Collection entries

┄┄┄┄┄┄┄┄┄┄┄┄┄┄┄┄┄┄┄┄

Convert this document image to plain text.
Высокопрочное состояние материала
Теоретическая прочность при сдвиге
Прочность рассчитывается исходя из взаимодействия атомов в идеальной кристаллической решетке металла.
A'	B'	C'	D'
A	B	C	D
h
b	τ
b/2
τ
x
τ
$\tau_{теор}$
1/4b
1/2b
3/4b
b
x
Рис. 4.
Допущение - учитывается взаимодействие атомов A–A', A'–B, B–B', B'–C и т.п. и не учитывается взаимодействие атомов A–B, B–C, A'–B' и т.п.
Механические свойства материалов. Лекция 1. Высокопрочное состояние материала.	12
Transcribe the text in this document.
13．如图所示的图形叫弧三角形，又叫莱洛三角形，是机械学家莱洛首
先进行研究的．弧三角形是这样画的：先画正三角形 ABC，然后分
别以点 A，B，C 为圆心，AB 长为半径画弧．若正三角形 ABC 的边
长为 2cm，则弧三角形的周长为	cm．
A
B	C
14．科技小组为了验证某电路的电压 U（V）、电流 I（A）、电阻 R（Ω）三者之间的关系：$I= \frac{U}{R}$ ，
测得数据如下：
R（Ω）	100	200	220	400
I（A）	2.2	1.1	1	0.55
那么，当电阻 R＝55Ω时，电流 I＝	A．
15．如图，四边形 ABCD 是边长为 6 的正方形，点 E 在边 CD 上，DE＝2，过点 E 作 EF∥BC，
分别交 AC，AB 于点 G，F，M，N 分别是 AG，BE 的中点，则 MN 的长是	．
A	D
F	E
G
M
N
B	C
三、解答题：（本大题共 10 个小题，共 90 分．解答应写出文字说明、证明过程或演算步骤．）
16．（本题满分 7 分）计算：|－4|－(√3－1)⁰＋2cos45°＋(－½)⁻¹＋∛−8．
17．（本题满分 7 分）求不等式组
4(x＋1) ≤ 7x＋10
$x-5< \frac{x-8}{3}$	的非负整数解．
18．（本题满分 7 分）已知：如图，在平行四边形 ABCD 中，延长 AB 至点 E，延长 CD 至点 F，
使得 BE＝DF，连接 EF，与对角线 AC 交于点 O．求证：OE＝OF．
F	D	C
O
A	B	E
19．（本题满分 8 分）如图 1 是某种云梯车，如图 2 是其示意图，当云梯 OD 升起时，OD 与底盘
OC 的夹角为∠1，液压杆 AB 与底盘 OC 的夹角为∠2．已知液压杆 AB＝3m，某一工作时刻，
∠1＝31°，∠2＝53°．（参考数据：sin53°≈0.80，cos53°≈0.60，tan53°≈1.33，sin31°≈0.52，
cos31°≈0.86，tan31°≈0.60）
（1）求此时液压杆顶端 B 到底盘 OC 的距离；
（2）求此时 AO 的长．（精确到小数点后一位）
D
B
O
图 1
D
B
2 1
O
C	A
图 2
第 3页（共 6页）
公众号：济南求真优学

┄┄┄┄┄┄┄┄┄┄┄┄┄┄┄┄┄┄┄┄

Every entry should be printed again exactly as it stands.

Convert this document image to plain text.
Высокопрочное состояние материала
Теоретическая прочность при сдвиге
Прочность рассчитывается исходя из взаимодействия атомов в идеальной кристаллической решетке металла.
A'	B'	C'	D'
A	B	C	D
h
b	τ
b/2
τ
x
τ
$\tau_{теор}$
1/4b
1/2b
3/4b
b
x
Рис. 4.
Допущение - учитывается взаимодействие атомов A–A', A'–B, B–B', B'–C и т.п. и не учитывается взаимодействие атомов A–B, B–C, A'–B' и т.п.
Механические свойства материалов. Лекция 1. Высокопрочное состояние материала.	12
Transcribe the text in this document.
13．如图所示的图形叫弧三角形，又叫莱洛三角形，是机械学家莱洛首
先进行研究的．弧三角形是这样画的：先画正三角形 ABC，然后分
别以点 A，B，C 为圆心，AB 长为半径画弧．若正三角形 ABC 的边
长为 2cm，则弧三角形的周长为	cm．
A
B	C
14．科技小组为了验证某电路的电压 U（V）、电流 I（A）、电阻 R（Ω）三者之间的关系：$I= \frac{U}{R}$ ，
测得数据如下：
R（Ω）	100	200	220	400
I（A）	2.2	1.1	1	0.55
那么，当电阻 R＝55Ω时，电流 I＝	A．
15．如图，四边形 ABCD 是边长为 6 的正方形，点 E 在边 CD 上，DE＝2，过点 E 作 EF∥BC，
分别交 AC，AB 于点 G，F，M，N 分别是 AG，BE 的中点，则 MN 的长是	．
A	D
F	E
G
M
N
B	C
三、解答题：（本大题共 10 个小题，共 90 分．解答应写出文字说明、证明过程或演算步骤．）
16．（本题满分 7 分）计算：|－4|－(√3－1)⁰＋2cos45°＋(－½)⁻¹＋∛−8．
17．（本题满分 7 分）求不等式组
4(x＋1) ≤ 7x＋10
$x-5< \frac{x-8}{3}$	的非负整数解．
18．（本题满分 7 分）已知：如图，在平行四边形 ABCD 中，延长 AB 至点 E，延长 CD 至点 F，
使得 BE＝DF，连接 EF，与对角线 AC 交于点 O．求证：OE＝OF．
F	D	C
O
A	B	E
19．（本题满分 8 分）如图 1 是某种云梯车，如图 2 是其示意图，当云梯 OD 升起时，OD 与底盘
OC 的夹角为∠1，液压杆 AB 与底盘 OC 的夹角为∠2．已知液压杆 AB＝3m，某一工作时刻，
∠1＝31°，∠2＝53°．（参考数据：sin53°≈0.80，cos53°≈0.60，tan53°≈1.33，sin31°≈0.52，
cos31°≈0.86，tan31°≈0.60）
（1）求此时液压杆顶端 B 到底盘 OC 的距离；
（2）求此时 AO 的长．（精确到小数点后一位）
D
B
O
图 1
D
B
2 1
O
C	A
图 2
第 3页（共 6页）
公众号：济南求真优学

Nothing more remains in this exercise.